Hope you're feelinig better though!

Tiffany


----------



## Old Gold Mum2001 (Feb 25, 2007)

Sorry to hear you're not feeling well  hope it passes asap!

LOL, clothes thief sounds like MaeMae, glad they didn't destroy anything 

Thought they were helping by having everything accessible, lol


----------



## Merlins mom (Jun 20, 2007)

Sorry you feel so bad! That really sucks! But I was giggling my ass off reading your post!!! Glad nothing was destroyed though.


----------



## Lisa_and_Willow. (Dec 18, 2007)

I am feeling much better today thanks. And Jen, yes I slept through it all!!


----------



## Jersey's Mom (Nov 25, 2007)

I'm glad to hear you're feeling better today. That's just too funny... I can't even imagine your surprise when you woke up!! Jersey has that same habit of bringing all his toys into whatever room he's in. Good luck with those two... sleep with one eye open! LOL

Julie and Jersey


----------



## Dogrunner (Feb 24, 2008)

Glad you're feeling better! Berr always brings me toys when I'm sick too.


----------



## Abbydabbydo (Jan 31, 2007)

I'm glad you are feeling better! They were just entertaining themselves so they didn't wake you?


----------



## twinny41 (Feb 13, 2008)

Also glad you are feeling better. I have to say i am quite impressed that the rascals only moved stuff and didn't damage anything. In fact I am very impressed. Once when I was asleep Meg took all the stuffing out of my sofa!


----------



## BeauShel (May 20, 2007)

- What to do
• a. From the forum thread about the sleeping owner's dogs, repeat word for word the passage starting with "## Lisa_and_Willow. (Dec" and going on through "(Nov 25, 2007)".
• b. Carry on the forum thread about the sleeping owner's dogs from the point where it stops.

- Rows

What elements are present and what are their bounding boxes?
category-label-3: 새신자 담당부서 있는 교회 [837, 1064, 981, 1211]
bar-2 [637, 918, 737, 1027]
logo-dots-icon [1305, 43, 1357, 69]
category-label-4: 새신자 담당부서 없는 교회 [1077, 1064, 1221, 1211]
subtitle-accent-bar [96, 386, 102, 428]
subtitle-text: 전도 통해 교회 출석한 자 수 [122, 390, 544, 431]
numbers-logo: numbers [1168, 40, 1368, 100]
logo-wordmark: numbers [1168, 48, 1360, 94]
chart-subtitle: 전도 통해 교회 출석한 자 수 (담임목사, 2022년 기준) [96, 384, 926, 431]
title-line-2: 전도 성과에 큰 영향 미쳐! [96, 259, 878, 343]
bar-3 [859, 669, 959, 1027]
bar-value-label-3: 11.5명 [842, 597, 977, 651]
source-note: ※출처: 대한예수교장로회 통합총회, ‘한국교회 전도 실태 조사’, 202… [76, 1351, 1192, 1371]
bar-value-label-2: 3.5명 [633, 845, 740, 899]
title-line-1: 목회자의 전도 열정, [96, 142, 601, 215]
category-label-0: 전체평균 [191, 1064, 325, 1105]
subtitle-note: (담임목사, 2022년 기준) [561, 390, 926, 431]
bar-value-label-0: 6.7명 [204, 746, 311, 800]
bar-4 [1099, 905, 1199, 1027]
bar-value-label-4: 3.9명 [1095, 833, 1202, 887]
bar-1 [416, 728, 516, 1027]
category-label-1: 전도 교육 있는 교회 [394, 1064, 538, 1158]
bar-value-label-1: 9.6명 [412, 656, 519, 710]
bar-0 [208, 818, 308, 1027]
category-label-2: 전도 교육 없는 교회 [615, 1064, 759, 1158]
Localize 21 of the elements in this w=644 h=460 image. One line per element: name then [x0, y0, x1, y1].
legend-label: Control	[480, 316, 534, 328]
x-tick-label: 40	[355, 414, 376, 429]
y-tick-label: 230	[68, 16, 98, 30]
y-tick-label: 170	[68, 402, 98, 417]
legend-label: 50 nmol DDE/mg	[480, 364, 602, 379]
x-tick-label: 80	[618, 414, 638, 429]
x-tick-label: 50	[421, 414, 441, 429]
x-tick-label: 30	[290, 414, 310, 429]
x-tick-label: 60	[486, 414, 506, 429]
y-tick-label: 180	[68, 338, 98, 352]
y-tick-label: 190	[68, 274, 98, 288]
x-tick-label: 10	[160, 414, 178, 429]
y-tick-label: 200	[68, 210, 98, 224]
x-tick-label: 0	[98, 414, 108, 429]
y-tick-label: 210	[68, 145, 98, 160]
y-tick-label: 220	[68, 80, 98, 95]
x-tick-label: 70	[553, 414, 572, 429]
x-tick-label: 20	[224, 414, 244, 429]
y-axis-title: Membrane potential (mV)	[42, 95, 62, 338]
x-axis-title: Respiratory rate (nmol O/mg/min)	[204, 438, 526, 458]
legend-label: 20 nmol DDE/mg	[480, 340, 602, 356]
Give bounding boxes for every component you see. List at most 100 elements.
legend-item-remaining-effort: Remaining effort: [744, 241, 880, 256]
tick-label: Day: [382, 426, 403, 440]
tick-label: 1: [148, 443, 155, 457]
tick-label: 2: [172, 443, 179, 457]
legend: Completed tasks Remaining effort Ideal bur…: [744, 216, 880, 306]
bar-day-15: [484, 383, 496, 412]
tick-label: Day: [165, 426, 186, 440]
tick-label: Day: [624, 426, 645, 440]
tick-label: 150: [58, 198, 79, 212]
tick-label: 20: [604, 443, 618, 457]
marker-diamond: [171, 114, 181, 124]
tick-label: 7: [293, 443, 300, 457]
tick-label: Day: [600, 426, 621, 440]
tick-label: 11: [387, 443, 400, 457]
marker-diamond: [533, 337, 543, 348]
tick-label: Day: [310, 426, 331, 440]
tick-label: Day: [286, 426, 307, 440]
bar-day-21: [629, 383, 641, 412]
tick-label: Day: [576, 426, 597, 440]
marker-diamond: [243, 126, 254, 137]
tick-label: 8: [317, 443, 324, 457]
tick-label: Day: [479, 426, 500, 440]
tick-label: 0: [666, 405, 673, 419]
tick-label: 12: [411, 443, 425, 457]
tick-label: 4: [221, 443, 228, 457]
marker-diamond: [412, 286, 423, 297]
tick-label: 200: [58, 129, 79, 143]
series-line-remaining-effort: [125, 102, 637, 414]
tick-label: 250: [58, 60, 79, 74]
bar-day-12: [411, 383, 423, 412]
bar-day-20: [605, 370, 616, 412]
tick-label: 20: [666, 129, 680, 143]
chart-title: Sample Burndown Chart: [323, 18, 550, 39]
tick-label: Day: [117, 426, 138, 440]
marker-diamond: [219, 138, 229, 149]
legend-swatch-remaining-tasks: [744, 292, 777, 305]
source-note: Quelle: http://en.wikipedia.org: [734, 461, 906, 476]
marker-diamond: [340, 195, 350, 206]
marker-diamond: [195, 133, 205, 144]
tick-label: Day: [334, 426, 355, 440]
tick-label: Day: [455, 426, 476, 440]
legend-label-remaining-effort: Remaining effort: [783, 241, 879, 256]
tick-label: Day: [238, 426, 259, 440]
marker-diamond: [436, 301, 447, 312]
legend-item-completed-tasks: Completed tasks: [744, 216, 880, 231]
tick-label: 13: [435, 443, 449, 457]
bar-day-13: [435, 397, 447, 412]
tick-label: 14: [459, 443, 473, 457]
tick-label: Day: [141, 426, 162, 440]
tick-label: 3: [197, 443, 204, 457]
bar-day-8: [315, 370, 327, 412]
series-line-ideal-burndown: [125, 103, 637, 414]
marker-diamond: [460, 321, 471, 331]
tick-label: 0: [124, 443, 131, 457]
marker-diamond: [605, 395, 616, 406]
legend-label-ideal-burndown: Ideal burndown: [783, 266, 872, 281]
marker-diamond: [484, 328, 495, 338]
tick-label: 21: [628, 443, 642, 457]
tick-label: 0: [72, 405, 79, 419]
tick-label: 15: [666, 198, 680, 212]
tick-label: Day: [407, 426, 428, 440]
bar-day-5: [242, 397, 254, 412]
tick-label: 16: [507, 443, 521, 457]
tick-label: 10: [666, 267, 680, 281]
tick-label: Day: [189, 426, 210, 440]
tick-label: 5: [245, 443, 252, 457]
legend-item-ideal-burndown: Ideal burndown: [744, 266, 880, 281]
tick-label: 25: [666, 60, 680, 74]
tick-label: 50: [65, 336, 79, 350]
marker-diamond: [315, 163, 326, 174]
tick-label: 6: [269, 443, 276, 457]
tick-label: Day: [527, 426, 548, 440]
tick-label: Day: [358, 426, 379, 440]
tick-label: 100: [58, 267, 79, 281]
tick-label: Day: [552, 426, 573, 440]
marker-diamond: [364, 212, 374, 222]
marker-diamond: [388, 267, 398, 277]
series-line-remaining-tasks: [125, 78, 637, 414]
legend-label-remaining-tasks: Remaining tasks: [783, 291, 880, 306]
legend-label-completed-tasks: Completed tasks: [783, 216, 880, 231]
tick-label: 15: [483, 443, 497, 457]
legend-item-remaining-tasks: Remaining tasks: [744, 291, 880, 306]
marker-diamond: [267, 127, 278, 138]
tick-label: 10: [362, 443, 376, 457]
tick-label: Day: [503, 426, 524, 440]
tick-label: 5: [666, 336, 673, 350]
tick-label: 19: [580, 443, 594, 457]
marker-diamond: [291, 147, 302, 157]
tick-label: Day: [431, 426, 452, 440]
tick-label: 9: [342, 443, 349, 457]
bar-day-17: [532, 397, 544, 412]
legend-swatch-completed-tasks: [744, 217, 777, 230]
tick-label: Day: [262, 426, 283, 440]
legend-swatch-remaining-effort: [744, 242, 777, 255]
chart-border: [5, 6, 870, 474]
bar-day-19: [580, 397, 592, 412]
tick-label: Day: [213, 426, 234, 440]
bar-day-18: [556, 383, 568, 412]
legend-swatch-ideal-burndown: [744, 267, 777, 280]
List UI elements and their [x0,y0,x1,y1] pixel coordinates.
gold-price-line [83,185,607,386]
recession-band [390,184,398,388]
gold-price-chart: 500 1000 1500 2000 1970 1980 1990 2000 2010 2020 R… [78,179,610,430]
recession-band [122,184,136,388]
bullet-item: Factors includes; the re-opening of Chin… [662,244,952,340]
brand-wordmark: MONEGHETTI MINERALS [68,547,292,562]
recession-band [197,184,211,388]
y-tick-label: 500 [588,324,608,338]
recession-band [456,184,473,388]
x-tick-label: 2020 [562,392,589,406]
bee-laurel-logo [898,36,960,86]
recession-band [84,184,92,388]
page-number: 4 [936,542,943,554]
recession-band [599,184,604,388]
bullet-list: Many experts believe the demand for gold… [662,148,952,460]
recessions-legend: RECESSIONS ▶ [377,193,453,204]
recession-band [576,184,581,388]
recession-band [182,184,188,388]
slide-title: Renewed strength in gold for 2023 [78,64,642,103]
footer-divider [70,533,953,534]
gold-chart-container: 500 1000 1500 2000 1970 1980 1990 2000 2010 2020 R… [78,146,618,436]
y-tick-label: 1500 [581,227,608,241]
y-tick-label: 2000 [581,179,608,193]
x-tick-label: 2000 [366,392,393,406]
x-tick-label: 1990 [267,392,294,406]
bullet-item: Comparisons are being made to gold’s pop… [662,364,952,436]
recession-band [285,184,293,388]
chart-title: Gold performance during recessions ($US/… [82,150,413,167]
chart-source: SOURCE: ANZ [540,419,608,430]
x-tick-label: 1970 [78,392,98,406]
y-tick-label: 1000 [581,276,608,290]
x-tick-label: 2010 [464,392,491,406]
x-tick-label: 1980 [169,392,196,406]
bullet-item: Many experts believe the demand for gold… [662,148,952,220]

- Outputs by task
• a.
## Lisa_and_Willow. (Dec 18, 2007)

I am feeling much better today thanks. And Jen, yes I slept through it all!!


----------



## Jersey's Mom (Nov 25, 2007)

• b.
Glad that you are feeling better and I bet Willow was trying to make you feel better by bringing all the toys to you and diesel got the rug to try and cover you up to keep you warm. At least nothing was destroyed.


----------



## norabrown (Jul 20, 2007)

I'm so sorry you were so sick!!!! But honestly, Willow is too innocent looking to have done any of the things you suggest. And Diesel is too sweet. You must be so sick that you hullucintated it all.


----------



## savannah (Feb 25, 2008)

That is too funny, dogs are just like kids. Every weekend morning my hubby gets up with the dogs & when I come out it looks like I had 20 kids in their with all the toys everywhere and I only have 3 dogs & no kids. Glad to hear you are feeling better.


----------



## SillyTilly (Jan 22, 2008)

I'm glad you're feeling better. But wasn't it very considerate of the furkids to keep themselves entertained?


----------



## videochicke (Dec 29, 2007)

How considerate of Willow to lay out your clothes for you like that! It is hard to get up and dressed when you are sick. What thoughtful dogs!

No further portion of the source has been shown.